---- Exercise material
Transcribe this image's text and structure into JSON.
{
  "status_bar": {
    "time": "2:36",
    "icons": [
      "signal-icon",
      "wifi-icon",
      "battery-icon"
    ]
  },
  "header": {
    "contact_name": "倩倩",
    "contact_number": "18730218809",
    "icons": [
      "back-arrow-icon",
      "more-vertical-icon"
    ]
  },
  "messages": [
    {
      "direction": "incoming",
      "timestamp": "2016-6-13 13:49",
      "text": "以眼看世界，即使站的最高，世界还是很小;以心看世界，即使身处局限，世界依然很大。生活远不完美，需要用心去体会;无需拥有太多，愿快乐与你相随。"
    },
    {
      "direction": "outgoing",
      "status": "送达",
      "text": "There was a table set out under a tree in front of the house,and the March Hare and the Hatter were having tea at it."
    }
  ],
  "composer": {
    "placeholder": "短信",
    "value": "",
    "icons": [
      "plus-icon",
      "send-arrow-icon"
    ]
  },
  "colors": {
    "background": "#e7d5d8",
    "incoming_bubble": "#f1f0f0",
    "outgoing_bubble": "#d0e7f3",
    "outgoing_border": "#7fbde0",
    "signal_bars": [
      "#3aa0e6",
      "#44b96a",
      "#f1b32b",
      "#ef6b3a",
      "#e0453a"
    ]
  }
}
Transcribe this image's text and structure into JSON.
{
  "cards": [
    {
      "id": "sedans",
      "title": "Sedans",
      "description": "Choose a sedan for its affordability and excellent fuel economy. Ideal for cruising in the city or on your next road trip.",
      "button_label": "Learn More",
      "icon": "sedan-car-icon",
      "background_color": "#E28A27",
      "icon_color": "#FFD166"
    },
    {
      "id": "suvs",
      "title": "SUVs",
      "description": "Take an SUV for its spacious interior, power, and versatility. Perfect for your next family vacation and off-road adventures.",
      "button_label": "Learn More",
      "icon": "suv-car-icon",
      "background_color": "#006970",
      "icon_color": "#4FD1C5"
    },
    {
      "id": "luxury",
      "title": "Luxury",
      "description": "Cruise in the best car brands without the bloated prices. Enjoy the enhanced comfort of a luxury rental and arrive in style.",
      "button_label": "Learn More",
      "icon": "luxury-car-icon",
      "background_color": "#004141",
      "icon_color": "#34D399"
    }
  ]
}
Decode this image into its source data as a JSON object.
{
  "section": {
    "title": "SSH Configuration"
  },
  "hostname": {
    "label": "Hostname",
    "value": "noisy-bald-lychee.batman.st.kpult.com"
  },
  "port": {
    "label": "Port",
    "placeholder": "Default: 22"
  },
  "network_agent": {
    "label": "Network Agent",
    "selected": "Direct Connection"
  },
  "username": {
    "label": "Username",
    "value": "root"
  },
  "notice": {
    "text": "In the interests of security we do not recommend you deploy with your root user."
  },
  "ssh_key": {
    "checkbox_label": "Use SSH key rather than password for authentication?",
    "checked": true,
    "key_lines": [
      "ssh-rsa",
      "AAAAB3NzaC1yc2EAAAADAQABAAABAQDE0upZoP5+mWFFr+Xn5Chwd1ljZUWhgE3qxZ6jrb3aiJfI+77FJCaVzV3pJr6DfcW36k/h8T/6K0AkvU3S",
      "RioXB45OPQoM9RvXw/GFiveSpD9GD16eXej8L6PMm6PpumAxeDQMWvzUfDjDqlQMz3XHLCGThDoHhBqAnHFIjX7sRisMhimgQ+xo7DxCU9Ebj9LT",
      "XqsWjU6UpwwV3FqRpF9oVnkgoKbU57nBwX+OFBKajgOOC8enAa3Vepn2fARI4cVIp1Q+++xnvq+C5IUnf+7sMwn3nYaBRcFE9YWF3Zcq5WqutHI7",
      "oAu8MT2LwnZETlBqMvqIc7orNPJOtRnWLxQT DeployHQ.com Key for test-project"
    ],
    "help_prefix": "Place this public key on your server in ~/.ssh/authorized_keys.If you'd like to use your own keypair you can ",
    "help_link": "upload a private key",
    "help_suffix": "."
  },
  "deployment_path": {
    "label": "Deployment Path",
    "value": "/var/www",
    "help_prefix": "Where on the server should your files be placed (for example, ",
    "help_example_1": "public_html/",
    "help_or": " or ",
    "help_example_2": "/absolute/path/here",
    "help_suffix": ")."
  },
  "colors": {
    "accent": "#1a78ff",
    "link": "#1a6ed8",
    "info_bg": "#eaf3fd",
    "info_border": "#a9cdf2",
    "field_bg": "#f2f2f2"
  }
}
--------
[Aim]
Return the listing above in full, character for character.

[Expected output]
Transcribe this image's text and structure into JSON.
{
  "status_bar": {
    "time": "2:36",
    "icons": [
      "signal-icon",
      "wifi-icon",
      "battery-icon"
    ]
  },
  "header": {
    "contact_name": "倩倩",
    "contact_number": "18730218809",
    "icons": [
      "back-arrow-icon",
      "more-vertical-icon"
    ]
  },
  "messages": [
    {
      "direction": "incoming",
      "timestamp": "2016-6-13 13:49",
      "text": "以眼看世界，即使站的最高，世界还是很小;以心看世界，即使身处局限，世界依然很大。生活远不完美，需要用心去体会;无需拥有太多，愿快乐与你相随。"
    },
    {
      "direction": "outgoing",
      "status": "送达",
      "text": "There was a table set out under a tree in front of the house,and the March Hare and the Hatter were having tea at it."
    }
  ],
  "composer": {
    "placeholder": "短信",
    "value": "",
    "icons": [
      "plus-icon",
      "send-arrow-icon"
    ]
  },
  "colors": {
    "background": "#e7d5d8",
    "incoming_bubble": "#f1f0f0",
    "outgoing_bubble": "#d0e7f3",
    "outgoing_border": "#7fbde0",
    "signal_bars": [
      "#3aa0e6",
      "#44b96a",
      "#f1b32b",
      "#ef6b3a",
      "#e0453a"
    ]
  }
}
Transcribe this image's text and structure into JSON.
{
  "cards": [
    {
      "id": "sedans",
      "title": "Sedans",
      "description": "Choose a sedan for its affordability and excellent fuel economy. Ideal for cruising in the city or on your next road trip.",
      "button_label": "Learn More",
      "icon": "sedan-car-icon",
      "background_color": "#E28A27",
      "icon_color": "#FFD166"
    },
    {
      "id": "suvs",
      "title": "SUVs",
      "description": "Take an SUV for its spacious interior, power, and versatility. Perfect for your next family vacation and off-road adventures.",
      "button_label": "Learn More",
      "icon": "suv-car-icon",
      "background_color": "#006970",
      "icon_color": "#4FD1C5"
    },
    {
      "id": "luxury",
      "title": "Luxury",
      "description": "Cruise in the best car brands without the bloated prices. Enjoy the enhanced comfort of a luxury rental and arrive in style.",
      "button_label": "Learn More",
      "icon": "luxury-car-icon",
      "background_color": "#004141",
      "icon_color": "#34D399"
    }
  ]
}
Decode this image into its source data as a JSON object.
{
  "section": {
    "title": "SSH Configuration"
  },
  "hostname": {
    "label": "Hostname",
    "value": "noisy-bald-lychee.batman.st.kpult.com"
  },
  "port": {
    "label": "Port",
    "placeholder": "Default: 22"
  },
  "network_agent": {
    "label": "Network Agent",
    "selected": "Direct Connection"
  },
  "username": {
    "label": "Username",
    "value": "root"
  },
  "notice": {
    "text": "In the interests of security we do not recommend you deploy with your root user."
  },
  "ssh_key": {
    "checkbox_label": "Use SSH key rather than password for authentication?",
    "checked": true,
    "key_lines": [
      "ssh-rsa",
      "AAAAB3NzaC1yc2EAAAADAQABAAABAQDE0upZoP5+mWFFr+Xn5Chwd1ljZUWhgE3qxZ6jrb3aiJfI+77FJCaVzV3pJr6DfcW36k/h8T/6K0AkvU3S",
      "RioXB45OPQoM9RvXw/GFiveSpD9GD16eXej8L6PMm6PpumAxeDQMWvzUfDjDqlQMz3XHLCGThDoHhBqAnHFIjX7sRisMhimgQ+xo7DxCU9Ebj9LT",
      "XqsWjU6UpwwV3FqRpF9oVnkgoKbU57nBwX+OFBKajgOOC8enAa3Vepn2fARI4cVIp1Q+++xnvq+C5IUnf+7sMwn3nYaBRcFE9YWF3Zcq5WqutHI7",
      "oAu8MT2LwnZETlBqMvqIc7orNPJOtRnWLxQT DeployHQ.com Key for test-project"
    ],
    "help_prefix": "Place this public key on your server in ~/.ssh/authorized_keys.If you'd like to use your own keypair you can ",
    "help_link": "upload a private key",
    "help_suffix": "."
  },
  "deployment_path": {
    "label": "Deployment Path",
    "value": "/var/www",
    "help_prefix": "Where on the server should your files be placed (for example, ",
    "help_example_1": "public_html/",
    "help_or": " or ",
    "help_example_2": "/absolute/path/here",
    "help_suffix": ")."
  },
  "colors": {
    "accent": "#1a78ff",
    "link": "#1a6ed8",
    "info_bg": "#eaf3fd",
    "info_border": "#a9cdf2",
    "field_bg": "#f2f2f2"
  }
}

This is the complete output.